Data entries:
__________________________________________________

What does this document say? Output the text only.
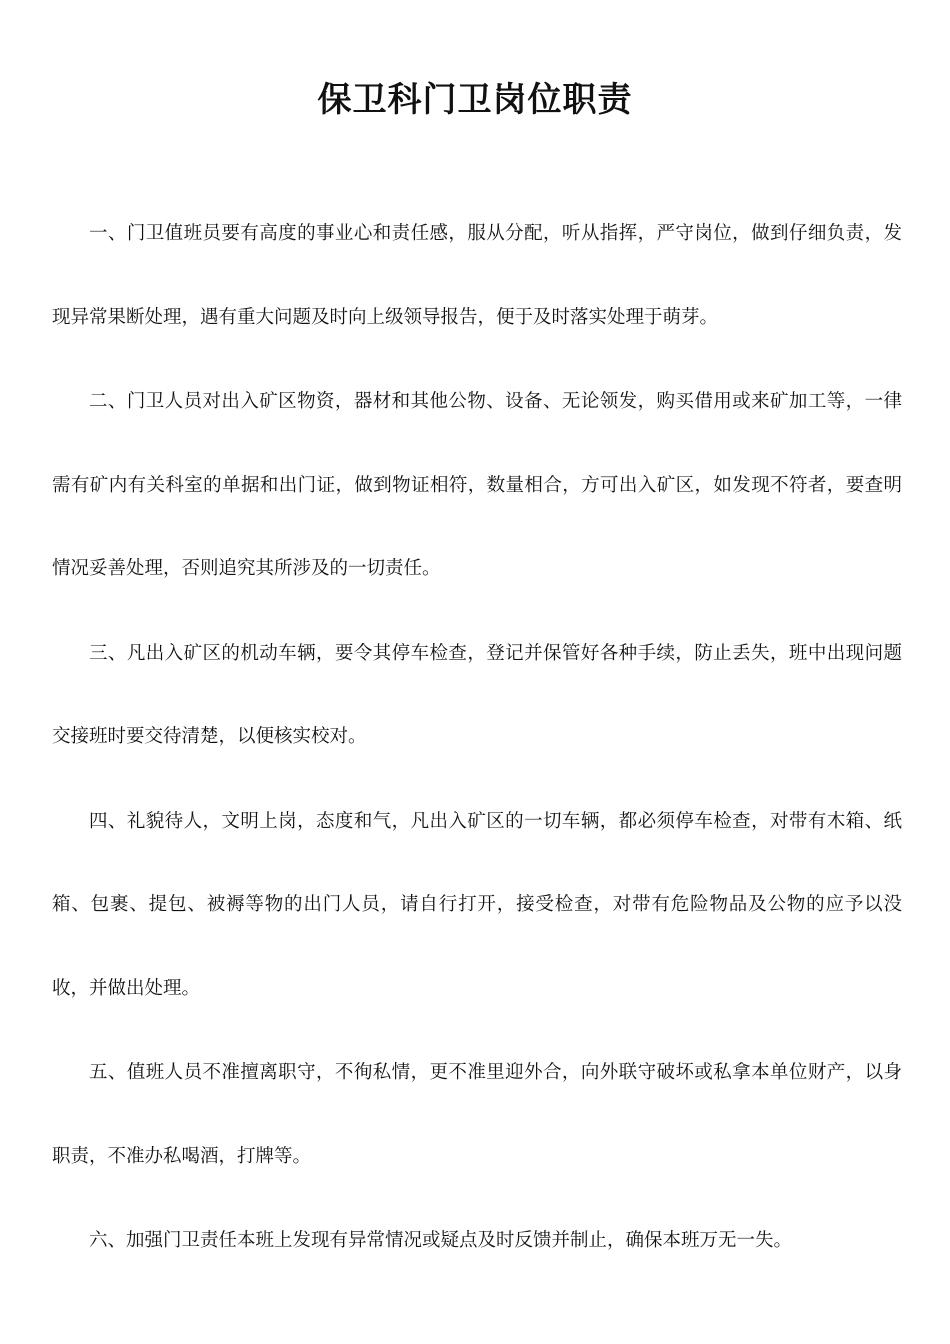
保卫科门卫岗位职责

一、门卫值班员要有高度的事业心和责任感，服从分配，听从指挥，严守岗位，做到仔细负责，发现异常果断处理，遇有重大问题及时向上级领导报告，便于及时落实处理于萌芽。

二、门卫人员对出入矿区物资，器材和其他公物、设备、无论领发，购买借用或来矿加工等，一律需有矿内有关科室的单据和出门证，做到物证相符，数量相合，方可出入矿区，如发现不符者，要查明情况妥善处理，否则追究其所涉及的一切责任。

三、凡出入矿区的机动车辆，要令其停车检查，登记并保管好各种手续，防止丢失，班中出现问题交接班时要交待清楚，以便核实校对。

四、礼貌待人，文明上岗，态度和气，凡出入矿区的一切车辆，都必须停车检查，对带有木箱、纸箱、包裹、提包、被褥等物的出门人员，请自行打开，接受检查，对带有危险物品及公物的应予以没收，并做出处理。

五、值班人员不准擅离职守，不徇私情，更不准里迎外合，向外联守破坏或私拿本单位财产，以身职责，不准办私喝酒，打牌等。

六、加强门卫责任本班上发现有异常情况或疑点及时反馈并制止，确保本班万无一失。
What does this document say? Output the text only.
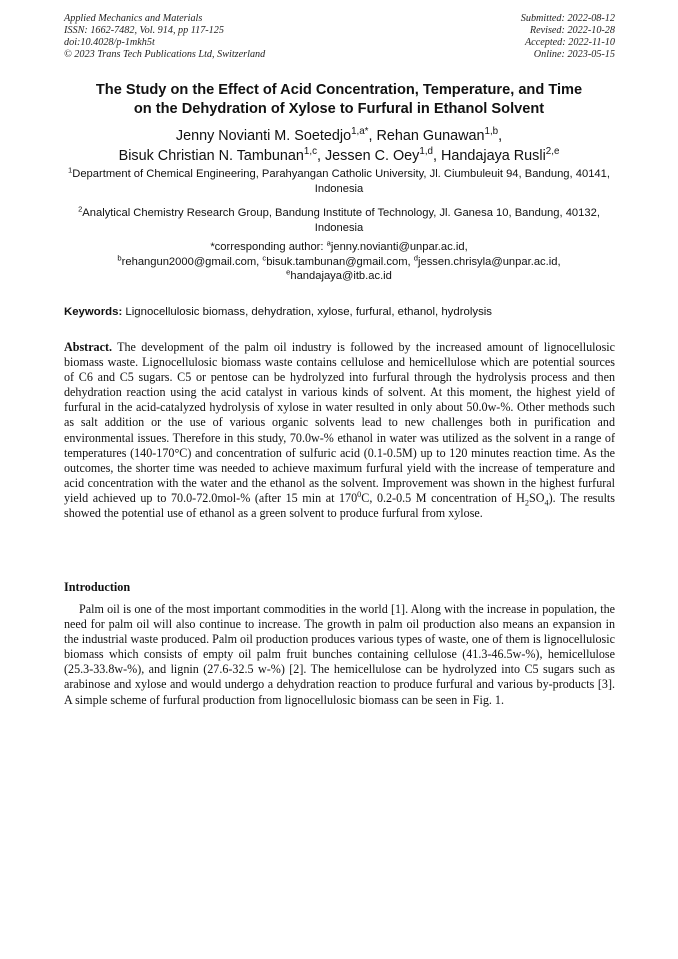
Applied Mechanics and Materials
ISSN: 1662-7482, Vol. 914, pp 117-125
doi:10.4028/p-1mkh5t
© 2023 Trans Tech Publications Ltd, Switzerland
Submitted: 2022-08-12
Revised: 2022-10-28
Accepted: 2022-11-10
Online: 2023-05-15
The Study on the Effect of Acid Concentration, Temperature, and Time
on the Dehydration of Xylose to Furfural in Ethanol Solvent
Jenny Novianti M. Soetedjo$^{1,a*}$, Rehan Gunawan$^{1,b}$,
Bisuk Christian N. Tambunan$^{1,c}$, Jessen C. Oey$^{1,d}$, Handajaya Rusli$^{2,e}$
$^1$Department of Chemical Engineering, Parahyangan Catholic University, Jl. Ciumbuleuit 94, Bandung, 40141, Indonesia
$^2$Analytical Chemistry Research Group, Bandung Institute of Technology, Jl. Ganesa 10, Bandung, 40132, Indonesia
*corresponding author: $^a$jenny.novianti@unpar.ac.id,
$^b$rehangun2000@gmail.com, $^c$bisuk.tambunan@gmail.com, $^d$jessen.chrisyla@unpar.ac.id,
$^e$handajaya@itb.ac.id
Keywords: Lignocellulosic biomass, dehydration, xylose, furfural, ethanol, hydrolysis

Abstract. The development of the palm oil industry is followed by the increased amount of lignocellulosic biomass waste. Lignocellulosic biomass waste contains cellulose and hemicellulose which are potential sources of C6 and C5 sugars. C5 or pentose can be hydrolyzed into furfural through the hydrolysis process and then dehydration reaction using the acid catalyst in various kinds of solvent. At this moment, the highest yield of furfural in the acid-catalyzed hydrolysis of xylose in water resulted in only about 50.0w-%. Other methods such as salt addition or the use of various organic solvents lead to new challenges both in purification and environmental issues. Therefore in this study, 70.0w-% ethanol in water was utilized as the solvent in a range of temperatures (140-170°C) and concentration of sulfuric acid (0.1-0.5M) up to 120 minutes reaction time. As the outcomes, the shorter time was needed to achieve maximum furfural yield with the increase of temperature and acid concentration with the water and the ethanol as the solvent. Improvement was shown in the highest furfural yield achieved up to 70.0-72.0mol-% (after 15 min at $170^0C$, 0.2-0.5 M concentration of $H_2SO_4$). The results showed the potential use of ethanol as a green solvent to produce furfural from xylose.

Introduction

Palm oil is one of the most important commodities in the world [1]. Along with the increase in population, the need for palm oil will also continue to increase. The growth in palm oil production also means an expansion in the industrial waste produced. Palm oil production produces various types of waste, one of them is lignocellulosic biomass which consists of empty oil palm fruit bunches containing cellulose (41.3-46.5w-%), hemicellulose (25.3-33.8w-%), and lignin (27.6-32.5 w-%) [2]. The hemicellulose can be hydrolyzed into C5 sugars such as arabinose and xylose and would undergo a dehydration reaction to produce furfural and various by-products [3]. A simple scheme of furfural production from lignocellulosic biomass can be seen in Fig. 1.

__________________________________________________

=== YOUR GOAL ===
In the material above, how many lines hold the word "Bandung"? Say only the number.

=== RESPONSE TO THIS EXERCISE ===
2